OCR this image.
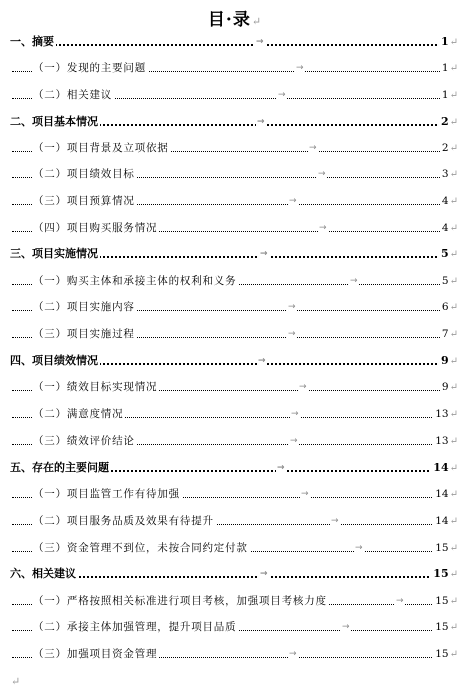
目·录↵
一、摘要	→	1↵
（一）发现的主要问题	→	1↵
（二）相关建议	→	1↵
二、项目基本情况	→	2↵
（一）项目背景及立项依据	→	2↵
（二）项目绩效目标	→	3↵
（三）项目预算情况	→	4↵
（四）项目购买服务情况	→	4↵
三、项目实施情况	→	5↵
（一）购买主体和承接主体的权利和义务	→	5↵
（二）项目实施内容	→	6↵
（三）项目实施过程	→	7↵
四、项目绩效情况	→	9↵
（一）绩效目标实现情况	→	9↵
（二）满意度情况	→	13↵
（三）绩效评价结论	→	13↵
五、存在的主要问题	→	14↵
（一）项目监管工作有待加强	→	14↵
（二）项目服务品质及效果有待提升	→	14↵
（三）资金管理不到位，未按合同约定付款	→	15↵
六、相关建议	→	15↵
（一）严格按照相关标准进行项目考核，加强项目考核力度	→	15↵
（二）承接主体加强管理，提升项目品质	→	15↵
（三）加强项目资金管理	→	15↵
↵
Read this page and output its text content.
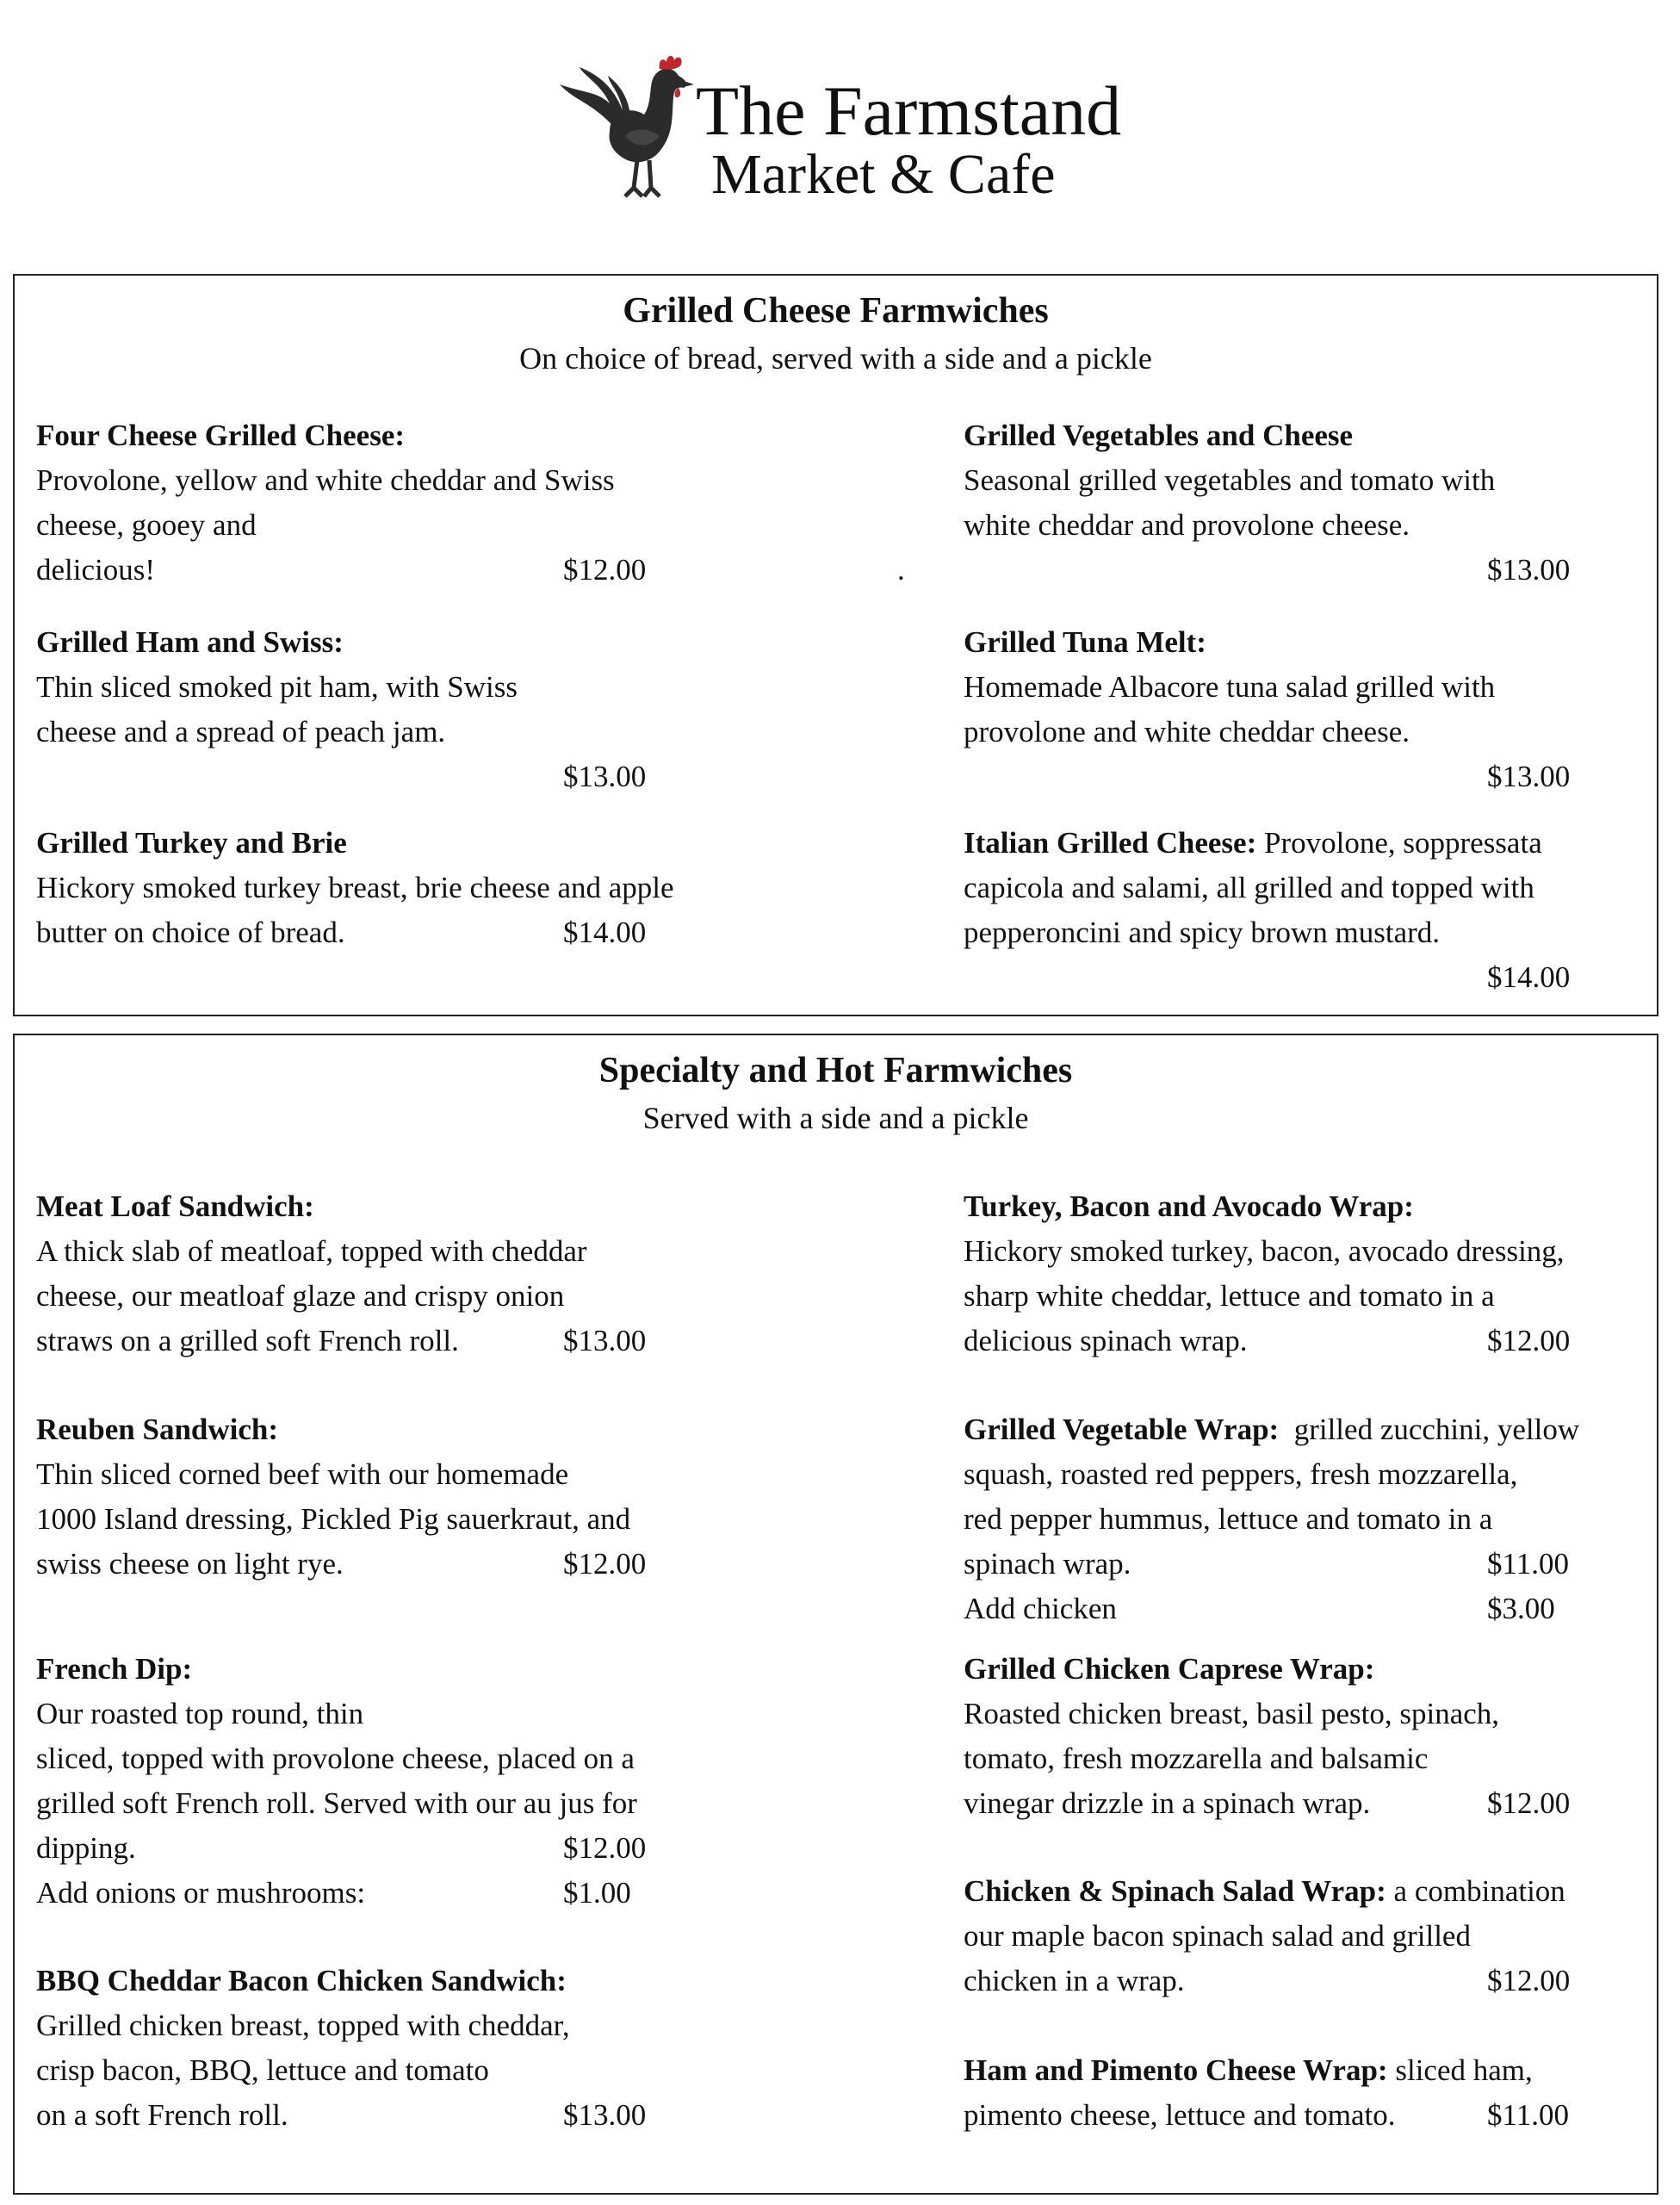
The Farmstand
Market & Cafe
Grilled Cheese Farmwiches
On choice of bread, served with a side and a pickle
Four Cheese Grilled Cheese:
Provolone, yellow and white cheddar and Swiss
cheese, gooey and
delicious!	$12.00	.
Grilled Vegetables and Cheese
Seasonal grilled vegetables and tomato with
white cheddar and provolone cheese.
$13.00
Grilled Ham and Swiss:
Thin sliced smoked pit ham, with Swiss
cheese and a spread of peach jam.
$13.00
Grilled Tuna Melt:
Homemade Albacore tuna salad grilled with
provolone and white cheddar cheese.
$13.00
Grilled Turkey and Brie
Hickory smoked turkey breast, brie cheese and apple
butter on choice of bread.	$14.00
Italian Grilled Cheese: Provolone, soppressata
capicola and salami, all grilled and topped with
pepperoncini and spicy brown mustard.
$14.00
Specialty and Hot Farmwiches
Served with a side and a pickle
Meat Loaf Sandwich:
A thick slab of meatloaf, topped with cheddar
cheese, our meatloaf glaze and crispy onion
straws on a grilled soft French roll.	$13.00
Turkey, Bacon and Avocado Wrap:
Hickory smoked turkey, bacon, avocado dressing,
sharp white cheddar, lettuce and tomato in a
delicious spinach wrap.	$12.00
Reuben Sandwich:
Thin sliced corned beef with our homemade
1000 Island dressing, Pickled Pig sauerkraut, and
swiss cheese on light rye.	$12.00
Grilled Vegetable Wrap:  grilled zucchini, yellow
squash, roasted red peppers, fresh mozzarella,
red pepper hummus, lettuce and tomato in a
spinach wrap.	$11.00
Add chicken	$3.00
French Dip:
Our roasted top round, thin
sliced, topped with provolone cheese, placed on a
grilled soft French roll. Served with our au jus for
dipping.	$12.00
Add onions or mushrooms:	$1.00
Grilled Chicken Caprese Wrap:
Roasted chicken breast, basil pesto, spinach,
tomato, fresh mozzarella and balsamic
vinegar drizzle in a spinach wrap.	$12.00
Chicken & Spinach Salad Wrap: a combination
our maple bacon spinach salad and grilled
chicken in a wrap.	$12.00
BBQ Cheddar Bacon Chicken Sandwich:
Grilled chicken breast, topped with cheddar,
crisp bacon, BBQ, lettuce and tomato
on a soft French roll.	$13.00
Ham and Pimento Cheese Wrap: sliced ham,
pimento cheese, lettuce and tomato.	$11.00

━━━━━━━━━━━━━━━━━━━━

■ Objective ■
Write the listing out a second time exactly, dropping all images.

■ Expected answer ■
OCR this image.
目·录↵
一、摘要	→	1↵
（一）发现的主要问题	→	1↵
（二）相关建议	→	1↵
二、项目基本情况	→	2↵
（一）项目背景及立项依据	→	2↵
（二）项目绩效目标	→	3↵
（三）项目预算情况	→	4↵
（四）项目购买服务情况	→	4↵
三、项目实施情况	→	5↵
（一）购买主体和承接主体的权利和义务	→	5↵
（二）项目实施内容	→	6↵
（三）项目实施过程	→	7↵
四、项目绩效情况	→	9↵
（一）绩效目标实现情况	→	9↵
（二）满意度情况	→	13↵
（三）绩效评价结论	→	13↵
五、存在的主要问题	→	14↵
（一）项目监管工作有待加强	→	14↵
（二）项目服务品质及效果有待提升	→	14↵
（三）资金管理不到位，未按合同约定付款	→	15↵
六、相关建议	→	15↵
（一）严格按照相关标准进行项目考核，加强项目考核力度	→	15↵
（二）承接主体加强管理，提升项目品质	→	15↵
（三）加强项目资金管理	→	15↵
↵
Read this page and output its text content.
The Farmstand
Market & Cafe
Grilled Cheese Farmwiches
On choice of bread, served with a side and a pickle
Four Cheese Grilled Cheese:
Provolone, yellow and white cheddar and Swiss
cheese, gooey and
delicious!	$12.00	.
Grilled Vegetables and Cheese
Seasonal grilled vegetables and tomato with
white cheddar and provolone cheese.
$13.00
Grilled Ham and Swiss:
Thin sliced smoked pit ham, with Swiss
cheese and a spread of peach jam.
$13.00
Grilled Tuna Melt:
Homemade Albacore tuna salad grilled with
provolone and white cheddar cheese.
$13.00
Grilled Turkey and Brie
Hickory smoked turkey breast, brie cheese and apple
butter on choice of bread.	$14.00
Italian Grilled Cheese: Provolone, soppressata
capicola and salami, all grilled and topped with
pepperoncini and spicy brown mustard.
$14.00
Specialty and Hot Farmwiches
Served with a side and a pickle
Meat Loaf Sandwich:
A thick slab of meatloaf, topped with cheddar
cheese, our meatloaf glaze and crispy onion
straws on a grilled soft French roll.	$13.00
Turkey, Bacon and Avocado Wrap:
Hickory smoked turkey, bacon, avocado dressing,
sharp white cheddar, lettuce and tomato in a
delicious spinach wrap.	$12.00
Reuben Sandwich:
Thin sliced corned beef with our homemade
1000 Island dressing, Pickled Pig sauerkraut, and
swiss cheese on light rye.	$12.00
Grilled Vegetable Wrap:  grilled zucchini, yellow
squash, roasted red peppers, fresh mozzarella,
red pepper hummus, lettuce and tomato in a
spinach wrap.	$11.00
Add chicken	$3.00
French Dip:
Our roasted top round, thin
sliced, topped with provolone cheese, placed on a
grilled soft French roll. Served with our au jus for
dipping.	$12.00
Add onions or mushrooms:	$1.00
Grilled Chicken Caprese Wrap:
Roasted chicken breast, basil pesto, spinach,
tomato, fresh mozzarella and balsamic
vinegar drizzle in a spinach wrap.	$12.00
Chicken & Spinach Salad Wrap: a combination
our maple bacon spinach salad and grilled
chicken in a wrap.	$12.00
BBQ Cheddar Bacon Chicken Sandwich:
Grilled chicken breast, topped with cheddar,
crisp bacon, BBQ, lettuce and tomato
on a soft French roll.	$13.00
Ham and Pimento Cheese Wrap: sliced ham,
pimento cheese, lettuce and tomato.	$11.00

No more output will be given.